## Start Dataset records

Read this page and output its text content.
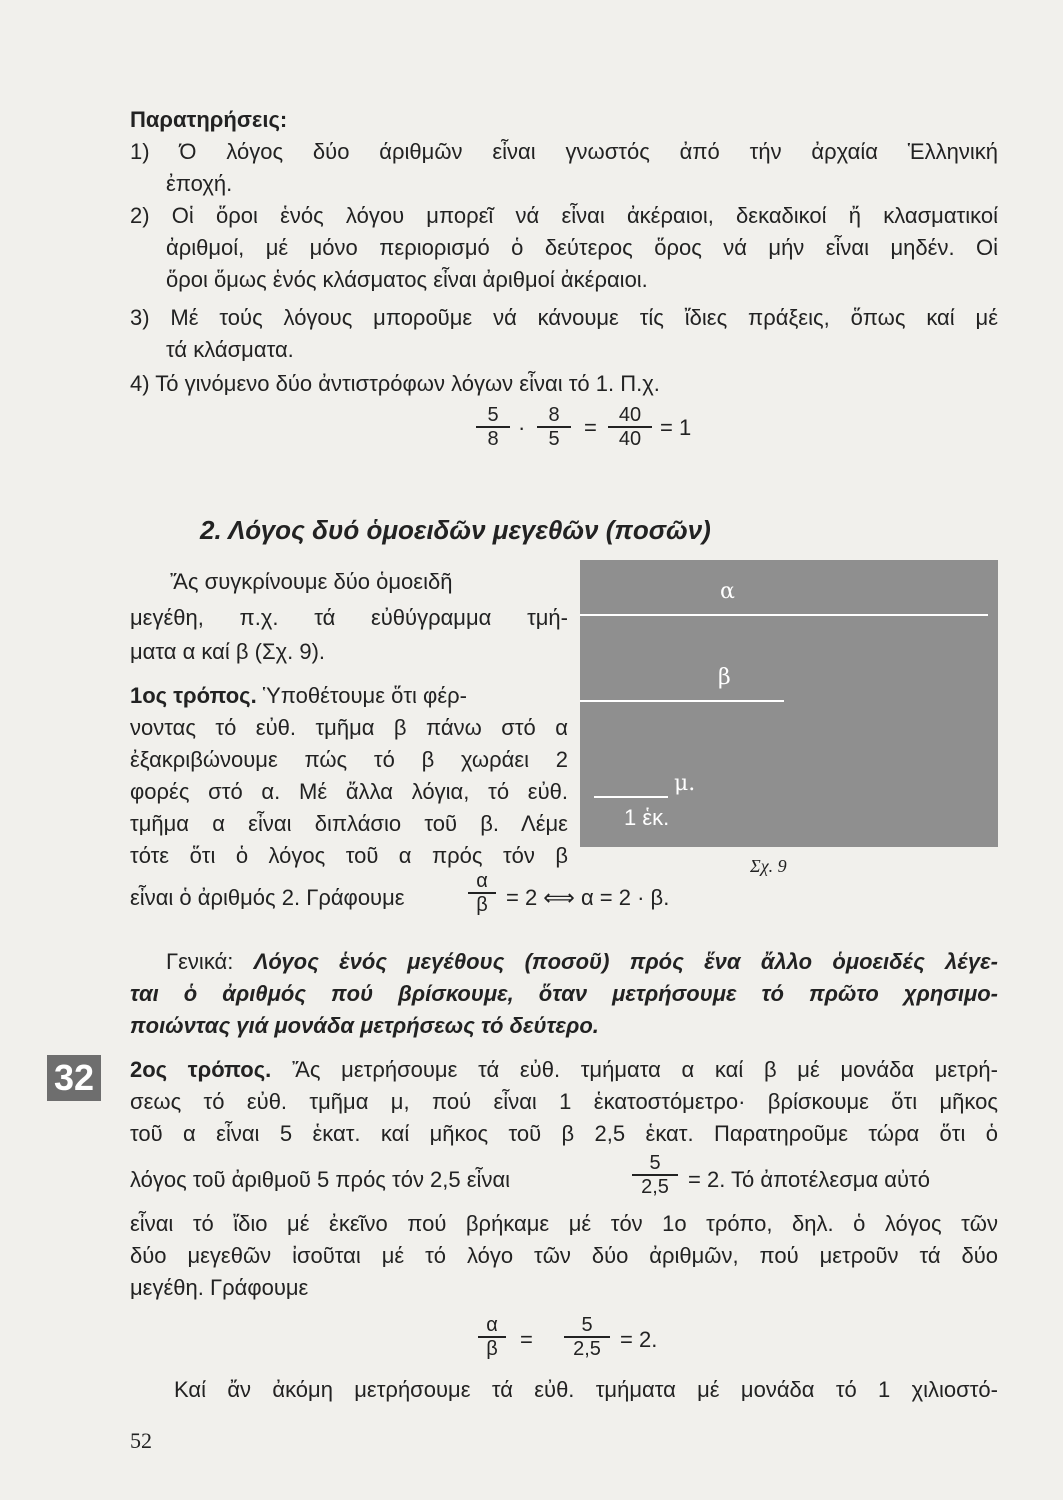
Παρατηρήσεις:
1) Ό λόγος δύο άριθμῶν εἶναι γνωστός ἀπό τήν ἀρχαία Ἑλληνική
ἐποχή.
2) Οἱ ὅροι ἑνός λόγου μπορεῖ νά εἶναι ἀκέραιοι, δεκαδικοί ἤ κλασματικοί
ἀριθμοί, μέ μόνο περιορισμό ὁ δεύτερος ὅρος νά μήν εἶναι μηδέν. Οἱ
ὅροι ὅμως ἑνός κλάσματος εἶναι ἀριθμοί ἀκέραιοι.
3) Μέ τούς λόγους μποροῦμε νά κάνουμε τίς ἴδιες πράξεις, ὅπως καί μέ
τά κλάσματα.
4) Τό γινόμενο δύο ἀντιστρόφων λόγων εἶναι τό 1. Π.χ.
$\frac{5}{8} \cdot \frac{8}{5} = \frac{40}{40} = 1$
2. Λόγος δυό ὁμοειδῶν μεγεθῶν (ποσῶν)
Ἄς συγκρίνουμε δύο ὁμοειδῆ
μεγέθη, π.χ. τά εὐθύγραμμα τμή-
ματα α καί β (Σχ. 9).
1ος τρόπος. Ὑποθέτουμε ὅτι φέρ-
νοντας τό εὐθ. τμῆμα β πάνω στό α
ἐξακριβώνουμε πώς τό β χωράει 2
φορές στό α. Μέ ἄλλα λόγια, τό εὐθ.
τμῆμα α εἶναι διπλάσιο τοῦ β. Λέμε
τότε ὅτι ὁ λόγος τοῦ α πρός τόν β
εἶναι ὁ ἀριθμός 2. Γράφουμε	$\frac{\alpha}{\beta} = 2$ ⟺ α = 2 · β.
α
β
μ.
1 ἑκ.
Σχ. 9
Γενικά: Λόγος ἑνός μεγέθους (ποσοῦ) πρός ἕνα ἄλλο ὁμοειδές λέγε-
ται ὁ ἀριθμός πού βρίσκουμε, ὅταν μετρήσουμε τό πρῶτο χρησιμο-
ποιώντας γιά μονάδα μετρήσεως τό δεύτερο.
32	2ος τρόπος. Ἄς μετρήσουμε τά εὐθ. τμήματα α καί β μέ μονάδα μετρή-
σεως τό εὐθ. τμῆμα μ, πού εἶναι 1 ἑκατοστόμετρο· βρίσκουμε ὅτι μῆκος
τοῦ α εἶναι 5 ἑκατ. καί μῆκος τοῦ β 2,5 ἑκατ. Παρατηροῦμε τώρα ὅτι ὁ
λόγος τοῦ ἀριθμοῦ 5 πρός τόν 2,5 εἶναι	$\frac{5}{2,5} = 2$. Τό ἀποτέλεσμα αὐτό
εἶναι τό ἴδιο μέ ἐκεῖνο πού βρήκαμε μέ τόν 1ο τρόπο, δηλ. ὁ λόγος τῶν
δύο μεγεθῶν ἰσοῦται μέ τό λόγο τῶν δύο ἀριθμῶν, πού μετροῦν τά δύο
μεγέθη. Γράφουμε
$\frac{\alpha}{\beta} = \frac{5}{2,5} = 2$.
Καί ἄν ἀκόμη μετρήσουμε τά εὐθ. τμήματα μέ μονάδα τό 1 χιλιοστό-
52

## End Dataset records

* **Instructions to follow**
Look through the entries and find each line that has the string "τμῆμα". Copy those lines.

* **Complete answer**
νοντας τό εὐθ. τμῆμα β πάνω στό α
τμῆμα α εἶναι διπλάσιο τοῦ β. Λέμε
σεως τό εὐθ. τμῆμα μ, πού εἶναι 1 ἑκατοστόμετρο· βρίσκουμε ὅτι μῆκος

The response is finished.